» **PROBLEM TO WORK ON**
Write the next part of the commentary on "sound science" as a political slogan, starting after its final sentence. The entries that come after the commentary are not part of it.

» **TEXT BLOCK**
+ + +
We’ve discussed to some extent the silliness of the federal government using “sound science” as rhetorical cover for patently anti-science policies. This week, FiveThirtyEight’s Christie Aschwanden takes an extensive look at the term and its decades-long history as a tool of political propaganda.
We don’t use the term “propaganda” lightly or frivolously. But how the term is used is a clear example of propaganda: the co-opting of an ideal to achieve the opposite outcome of said ideal. “Sound science” is a term now used by climate deniers but first popularized by the tobacco industry to turn science’s focus on transparency and replication against it as a weapon.
Aschwanden does a great job of summarizing the decades-old use of the term as a way for industry to protect itself from regulation by setting impossible standards that they claim science must meet before regulations are warranted.
A big part of this is demanding scientific transparency--though, of course, only when convenient. The classic example, described by Aschwanden, is how deniers demand data that underpins a seminal set of Harvard studies demonstrating the health impacts of particulate matter pollution. The problem is that data is private patient health data. Researchers used it on the condition that sensitive medical information wouldn’t be made public. By demanding that data be made public in these cases, “sound science” advocates present an impossible choice: break your (legally mandated) promise to protect patient privacy, or admit your study can’t be replicated and therefore isn’t “sound.”
But sometimes even Scott Pruitt, who has called for “sound science” at the EPA, is no friend of transparency. And by “sometimes” we mean, like, all the time. Former GOP EPA administrator Bill Ruckelshaus even wrote an op-ed for the Post last month on how Pruitt has abandoned transparency at the EPA. Ruckelshaus’s piece opens and closes with a warning of how past EPA administrator Ann Buford Gorsuch’s downfall came after a loss of public trust in how the Superfund program was handled.
+ + +
» **DATASET ENTRIES**
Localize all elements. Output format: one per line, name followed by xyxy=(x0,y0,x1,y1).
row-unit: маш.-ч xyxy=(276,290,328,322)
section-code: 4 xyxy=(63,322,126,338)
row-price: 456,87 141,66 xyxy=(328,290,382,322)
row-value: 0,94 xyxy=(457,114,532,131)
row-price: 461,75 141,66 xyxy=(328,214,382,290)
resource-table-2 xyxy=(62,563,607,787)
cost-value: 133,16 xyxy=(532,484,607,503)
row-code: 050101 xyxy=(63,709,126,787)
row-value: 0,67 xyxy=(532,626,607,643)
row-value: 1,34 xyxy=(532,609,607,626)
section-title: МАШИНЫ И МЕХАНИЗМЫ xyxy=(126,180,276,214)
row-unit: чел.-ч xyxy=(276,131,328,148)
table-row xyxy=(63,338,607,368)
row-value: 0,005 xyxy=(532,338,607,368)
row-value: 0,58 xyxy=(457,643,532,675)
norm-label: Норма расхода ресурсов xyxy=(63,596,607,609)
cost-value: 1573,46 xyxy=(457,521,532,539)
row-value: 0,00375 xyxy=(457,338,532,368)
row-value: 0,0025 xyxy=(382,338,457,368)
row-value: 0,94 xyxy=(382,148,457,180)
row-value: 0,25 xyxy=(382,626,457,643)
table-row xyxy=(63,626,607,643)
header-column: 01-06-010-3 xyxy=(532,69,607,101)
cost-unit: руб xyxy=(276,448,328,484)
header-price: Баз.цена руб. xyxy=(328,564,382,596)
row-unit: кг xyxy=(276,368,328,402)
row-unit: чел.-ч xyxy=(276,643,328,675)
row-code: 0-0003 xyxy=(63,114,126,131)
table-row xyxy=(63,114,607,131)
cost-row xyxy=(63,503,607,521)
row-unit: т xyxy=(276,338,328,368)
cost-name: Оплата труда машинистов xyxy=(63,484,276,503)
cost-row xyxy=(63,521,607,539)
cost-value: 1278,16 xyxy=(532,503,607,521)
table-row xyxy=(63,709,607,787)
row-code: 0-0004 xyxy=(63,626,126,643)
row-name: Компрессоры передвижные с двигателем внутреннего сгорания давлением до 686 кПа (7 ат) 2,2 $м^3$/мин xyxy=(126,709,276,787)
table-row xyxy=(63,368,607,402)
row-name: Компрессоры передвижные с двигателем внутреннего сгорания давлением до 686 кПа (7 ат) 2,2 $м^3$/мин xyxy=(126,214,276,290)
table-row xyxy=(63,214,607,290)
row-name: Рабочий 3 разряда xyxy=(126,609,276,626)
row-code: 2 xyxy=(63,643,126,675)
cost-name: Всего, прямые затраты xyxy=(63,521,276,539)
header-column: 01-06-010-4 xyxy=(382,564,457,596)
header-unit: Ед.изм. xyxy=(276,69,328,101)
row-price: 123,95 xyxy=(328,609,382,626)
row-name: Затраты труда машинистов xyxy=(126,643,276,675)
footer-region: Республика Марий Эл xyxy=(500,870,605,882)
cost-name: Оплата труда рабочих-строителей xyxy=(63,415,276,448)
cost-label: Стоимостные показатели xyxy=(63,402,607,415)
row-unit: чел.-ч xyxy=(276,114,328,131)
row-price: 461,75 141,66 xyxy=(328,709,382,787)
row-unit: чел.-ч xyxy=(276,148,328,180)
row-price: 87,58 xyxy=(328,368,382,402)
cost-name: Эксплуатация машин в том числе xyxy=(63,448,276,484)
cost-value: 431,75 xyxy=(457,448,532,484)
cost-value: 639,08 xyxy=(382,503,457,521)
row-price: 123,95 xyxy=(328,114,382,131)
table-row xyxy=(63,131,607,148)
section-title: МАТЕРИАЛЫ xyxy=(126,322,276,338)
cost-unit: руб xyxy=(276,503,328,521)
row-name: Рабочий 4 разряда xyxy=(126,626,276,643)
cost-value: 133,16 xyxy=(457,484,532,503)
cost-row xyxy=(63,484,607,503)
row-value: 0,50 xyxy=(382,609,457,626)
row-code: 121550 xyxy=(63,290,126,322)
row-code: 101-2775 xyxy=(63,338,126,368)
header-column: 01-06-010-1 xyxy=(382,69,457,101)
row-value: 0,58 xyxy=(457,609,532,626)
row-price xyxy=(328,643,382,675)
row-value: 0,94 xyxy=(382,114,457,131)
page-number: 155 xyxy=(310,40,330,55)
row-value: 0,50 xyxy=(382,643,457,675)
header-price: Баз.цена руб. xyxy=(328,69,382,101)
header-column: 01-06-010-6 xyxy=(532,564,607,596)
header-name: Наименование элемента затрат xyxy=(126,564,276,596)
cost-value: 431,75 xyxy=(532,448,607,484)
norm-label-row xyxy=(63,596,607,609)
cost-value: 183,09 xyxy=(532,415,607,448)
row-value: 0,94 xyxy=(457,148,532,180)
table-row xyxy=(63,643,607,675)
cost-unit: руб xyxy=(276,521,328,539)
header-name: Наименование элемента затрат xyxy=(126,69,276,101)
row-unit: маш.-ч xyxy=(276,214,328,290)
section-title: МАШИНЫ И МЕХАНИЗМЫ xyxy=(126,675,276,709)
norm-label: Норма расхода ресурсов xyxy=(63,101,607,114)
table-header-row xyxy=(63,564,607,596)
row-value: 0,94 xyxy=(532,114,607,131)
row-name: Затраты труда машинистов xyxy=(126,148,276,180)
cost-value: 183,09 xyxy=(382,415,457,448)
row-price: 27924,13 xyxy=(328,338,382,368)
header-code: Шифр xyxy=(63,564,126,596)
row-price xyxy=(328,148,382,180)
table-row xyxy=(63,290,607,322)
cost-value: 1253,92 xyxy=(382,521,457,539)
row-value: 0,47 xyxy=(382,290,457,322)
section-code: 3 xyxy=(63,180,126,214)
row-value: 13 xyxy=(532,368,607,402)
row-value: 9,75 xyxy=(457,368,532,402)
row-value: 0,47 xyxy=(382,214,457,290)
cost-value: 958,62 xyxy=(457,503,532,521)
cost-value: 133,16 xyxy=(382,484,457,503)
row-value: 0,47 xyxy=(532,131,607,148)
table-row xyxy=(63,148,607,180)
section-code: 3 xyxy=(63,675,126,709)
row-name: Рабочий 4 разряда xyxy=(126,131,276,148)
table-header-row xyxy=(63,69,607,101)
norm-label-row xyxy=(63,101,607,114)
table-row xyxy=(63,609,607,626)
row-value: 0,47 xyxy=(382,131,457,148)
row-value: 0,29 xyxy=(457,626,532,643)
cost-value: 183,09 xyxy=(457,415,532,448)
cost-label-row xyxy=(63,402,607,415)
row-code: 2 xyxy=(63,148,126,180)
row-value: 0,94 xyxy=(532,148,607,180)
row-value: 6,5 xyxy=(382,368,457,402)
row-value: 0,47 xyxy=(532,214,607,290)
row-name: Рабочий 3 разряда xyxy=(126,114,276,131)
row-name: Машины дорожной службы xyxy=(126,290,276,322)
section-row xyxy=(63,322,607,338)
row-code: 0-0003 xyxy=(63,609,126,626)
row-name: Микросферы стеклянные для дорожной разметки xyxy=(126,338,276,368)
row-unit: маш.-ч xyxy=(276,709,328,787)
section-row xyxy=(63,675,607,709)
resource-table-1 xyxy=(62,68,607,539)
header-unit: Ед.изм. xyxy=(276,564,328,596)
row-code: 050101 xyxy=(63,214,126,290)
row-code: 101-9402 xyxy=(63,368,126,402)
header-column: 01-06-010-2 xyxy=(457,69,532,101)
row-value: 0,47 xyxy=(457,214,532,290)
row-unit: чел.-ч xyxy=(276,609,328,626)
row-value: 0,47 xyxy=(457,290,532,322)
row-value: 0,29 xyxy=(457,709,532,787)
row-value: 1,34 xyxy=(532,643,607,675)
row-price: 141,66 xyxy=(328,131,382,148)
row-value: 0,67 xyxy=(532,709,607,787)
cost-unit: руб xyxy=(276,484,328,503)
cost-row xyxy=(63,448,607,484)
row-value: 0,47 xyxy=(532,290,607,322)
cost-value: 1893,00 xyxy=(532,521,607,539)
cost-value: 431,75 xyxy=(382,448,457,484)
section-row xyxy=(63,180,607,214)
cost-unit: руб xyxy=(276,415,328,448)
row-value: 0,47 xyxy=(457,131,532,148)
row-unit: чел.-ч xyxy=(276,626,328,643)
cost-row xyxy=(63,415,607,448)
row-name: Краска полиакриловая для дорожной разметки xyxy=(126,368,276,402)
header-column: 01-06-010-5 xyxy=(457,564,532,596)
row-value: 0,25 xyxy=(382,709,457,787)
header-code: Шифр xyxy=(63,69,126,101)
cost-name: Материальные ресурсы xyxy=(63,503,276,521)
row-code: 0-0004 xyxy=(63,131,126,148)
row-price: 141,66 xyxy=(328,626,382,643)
+ + +
» **RESPONSE**
As it turns out, the loss of public trust is something Pruitt may need to take to heart. Malcolm Burnley’s latest story this week for Politico Magazine exposes how as Oklahoma Attorney General, Pruitt kept a report regarding the potential mismanagement of an Oklahoma Superfund site secret, and declined to prosecute the actors responsible for the crisis.
It’s a long story, rife with jaw-dropping pull quotes about the long term effects of mining pollution in the small town of Tar Creek Oklahoma. (“On rainy days, local fields used for football practice bleed a toxic shade of orange.”)
While the narrative, spanning decades, is complicated, at its core is the fact that Pruitt appears to have been protecting fellow Oklahoma fossil fuel-loving politician Jim Inhofe--who was responsible for handling the rehabilitation of the Superfund site--from a potentially unflattering report.
This is not likely to be the scandal that takes Pruitt down. But given his insistence that the EPA focus on Superfund sites (instead of climate) and that a past EPA admin resigned in the wake of a Superfund scandal, a Superfund scandal of his own making sure would be poetic justice.